* Begin *
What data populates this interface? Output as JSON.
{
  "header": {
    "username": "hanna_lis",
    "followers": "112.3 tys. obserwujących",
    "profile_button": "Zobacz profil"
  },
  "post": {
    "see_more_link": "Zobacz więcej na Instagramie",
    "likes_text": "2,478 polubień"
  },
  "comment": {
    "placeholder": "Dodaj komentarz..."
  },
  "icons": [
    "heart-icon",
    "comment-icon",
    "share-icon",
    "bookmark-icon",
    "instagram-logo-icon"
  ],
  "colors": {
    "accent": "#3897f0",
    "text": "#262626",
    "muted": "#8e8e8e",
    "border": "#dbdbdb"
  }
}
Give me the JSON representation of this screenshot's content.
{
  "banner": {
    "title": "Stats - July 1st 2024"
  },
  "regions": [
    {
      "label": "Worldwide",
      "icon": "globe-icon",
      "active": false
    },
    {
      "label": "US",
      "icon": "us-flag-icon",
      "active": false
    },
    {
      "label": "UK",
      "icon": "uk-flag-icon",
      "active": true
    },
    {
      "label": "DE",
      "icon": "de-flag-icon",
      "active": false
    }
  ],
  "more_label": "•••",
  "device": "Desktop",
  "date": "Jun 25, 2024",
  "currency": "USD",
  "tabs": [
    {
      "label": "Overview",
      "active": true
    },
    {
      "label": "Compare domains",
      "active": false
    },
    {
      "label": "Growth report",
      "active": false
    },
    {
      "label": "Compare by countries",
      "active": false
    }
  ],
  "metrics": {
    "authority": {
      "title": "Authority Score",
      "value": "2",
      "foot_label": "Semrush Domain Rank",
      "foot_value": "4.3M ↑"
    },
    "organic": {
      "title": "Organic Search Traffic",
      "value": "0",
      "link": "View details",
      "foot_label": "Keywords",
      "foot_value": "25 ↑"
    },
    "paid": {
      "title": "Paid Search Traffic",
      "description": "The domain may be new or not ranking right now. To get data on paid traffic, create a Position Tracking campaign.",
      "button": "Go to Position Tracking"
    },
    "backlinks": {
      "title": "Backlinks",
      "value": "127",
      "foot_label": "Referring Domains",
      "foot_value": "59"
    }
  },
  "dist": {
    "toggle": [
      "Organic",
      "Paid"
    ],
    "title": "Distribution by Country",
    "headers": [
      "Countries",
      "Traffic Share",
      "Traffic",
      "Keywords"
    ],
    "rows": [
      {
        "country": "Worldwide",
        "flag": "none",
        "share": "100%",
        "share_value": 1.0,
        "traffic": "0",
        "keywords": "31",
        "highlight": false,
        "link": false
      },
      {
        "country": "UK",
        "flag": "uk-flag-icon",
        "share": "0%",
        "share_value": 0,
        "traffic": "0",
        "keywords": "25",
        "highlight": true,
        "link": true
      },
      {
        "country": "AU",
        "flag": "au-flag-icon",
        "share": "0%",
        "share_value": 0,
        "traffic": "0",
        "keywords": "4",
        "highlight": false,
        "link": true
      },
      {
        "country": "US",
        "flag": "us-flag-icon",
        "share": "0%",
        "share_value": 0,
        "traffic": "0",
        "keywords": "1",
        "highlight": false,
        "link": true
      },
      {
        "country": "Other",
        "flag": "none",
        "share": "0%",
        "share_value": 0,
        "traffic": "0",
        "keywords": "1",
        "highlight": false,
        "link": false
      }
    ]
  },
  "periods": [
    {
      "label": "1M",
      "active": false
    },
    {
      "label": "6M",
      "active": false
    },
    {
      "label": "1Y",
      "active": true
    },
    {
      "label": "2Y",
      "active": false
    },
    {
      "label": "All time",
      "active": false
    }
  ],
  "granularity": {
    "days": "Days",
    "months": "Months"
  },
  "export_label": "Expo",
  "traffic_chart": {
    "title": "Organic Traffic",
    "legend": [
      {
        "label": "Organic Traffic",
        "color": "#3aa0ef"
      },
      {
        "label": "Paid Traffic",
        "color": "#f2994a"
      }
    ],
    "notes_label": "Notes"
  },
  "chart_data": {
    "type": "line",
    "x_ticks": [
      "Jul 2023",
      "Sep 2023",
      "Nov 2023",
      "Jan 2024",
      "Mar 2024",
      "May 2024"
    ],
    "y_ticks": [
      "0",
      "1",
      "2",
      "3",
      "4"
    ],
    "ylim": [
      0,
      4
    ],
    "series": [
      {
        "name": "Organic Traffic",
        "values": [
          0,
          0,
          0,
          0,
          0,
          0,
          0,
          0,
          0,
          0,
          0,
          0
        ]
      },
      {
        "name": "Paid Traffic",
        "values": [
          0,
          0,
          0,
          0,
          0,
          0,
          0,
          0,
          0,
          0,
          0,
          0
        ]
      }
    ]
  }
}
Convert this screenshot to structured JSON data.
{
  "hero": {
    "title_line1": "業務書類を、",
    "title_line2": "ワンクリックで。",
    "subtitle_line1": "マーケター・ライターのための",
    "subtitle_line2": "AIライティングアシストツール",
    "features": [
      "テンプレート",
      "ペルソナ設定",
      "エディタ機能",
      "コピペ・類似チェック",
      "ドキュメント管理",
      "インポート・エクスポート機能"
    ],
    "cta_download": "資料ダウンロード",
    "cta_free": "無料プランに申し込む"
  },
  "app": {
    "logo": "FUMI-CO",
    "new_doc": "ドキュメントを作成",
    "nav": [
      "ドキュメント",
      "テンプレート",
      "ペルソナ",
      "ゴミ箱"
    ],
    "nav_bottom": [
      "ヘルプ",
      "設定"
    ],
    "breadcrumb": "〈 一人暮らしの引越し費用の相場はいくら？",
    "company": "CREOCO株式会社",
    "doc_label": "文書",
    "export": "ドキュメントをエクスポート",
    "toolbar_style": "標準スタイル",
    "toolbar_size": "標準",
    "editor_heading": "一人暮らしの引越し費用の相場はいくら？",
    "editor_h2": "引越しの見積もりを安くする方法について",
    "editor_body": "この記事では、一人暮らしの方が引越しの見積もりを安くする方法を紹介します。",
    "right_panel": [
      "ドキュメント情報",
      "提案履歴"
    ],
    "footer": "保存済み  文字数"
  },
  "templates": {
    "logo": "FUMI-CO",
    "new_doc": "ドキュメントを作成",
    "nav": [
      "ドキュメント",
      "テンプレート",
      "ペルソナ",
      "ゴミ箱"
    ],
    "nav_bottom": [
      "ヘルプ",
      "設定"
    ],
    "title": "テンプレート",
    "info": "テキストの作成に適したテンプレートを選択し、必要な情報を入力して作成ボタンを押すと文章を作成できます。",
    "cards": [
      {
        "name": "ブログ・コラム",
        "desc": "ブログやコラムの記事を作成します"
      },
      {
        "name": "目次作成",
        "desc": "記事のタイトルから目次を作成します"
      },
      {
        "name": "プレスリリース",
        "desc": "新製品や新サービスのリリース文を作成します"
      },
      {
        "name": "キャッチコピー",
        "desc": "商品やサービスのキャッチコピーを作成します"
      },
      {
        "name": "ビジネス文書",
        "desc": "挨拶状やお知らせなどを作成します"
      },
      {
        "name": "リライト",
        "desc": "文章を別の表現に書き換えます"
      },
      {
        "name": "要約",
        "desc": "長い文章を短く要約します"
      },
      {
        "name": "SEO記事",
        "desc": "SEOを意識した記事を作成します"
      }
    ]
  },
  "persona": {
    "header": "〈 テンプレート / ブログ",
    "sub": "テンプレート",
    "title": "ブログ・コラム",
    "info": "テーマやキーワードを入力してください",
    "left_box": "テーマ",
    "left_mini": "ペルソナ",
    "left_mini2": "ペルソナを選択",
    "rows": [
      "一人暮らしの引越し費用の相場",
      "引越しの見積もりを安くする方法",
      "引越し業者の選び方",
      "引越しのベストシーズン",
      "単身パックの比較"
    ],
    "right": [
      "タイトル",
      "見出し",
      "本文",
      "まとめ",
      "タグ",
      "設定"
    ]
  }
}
* End *
THE REQUEST: Look for the word "Worldwide" in every line of the listing and copy the lines that have it.

EXERCISE SOLUTION:
      "label": "Worldwide",
        "country": "Worldwide",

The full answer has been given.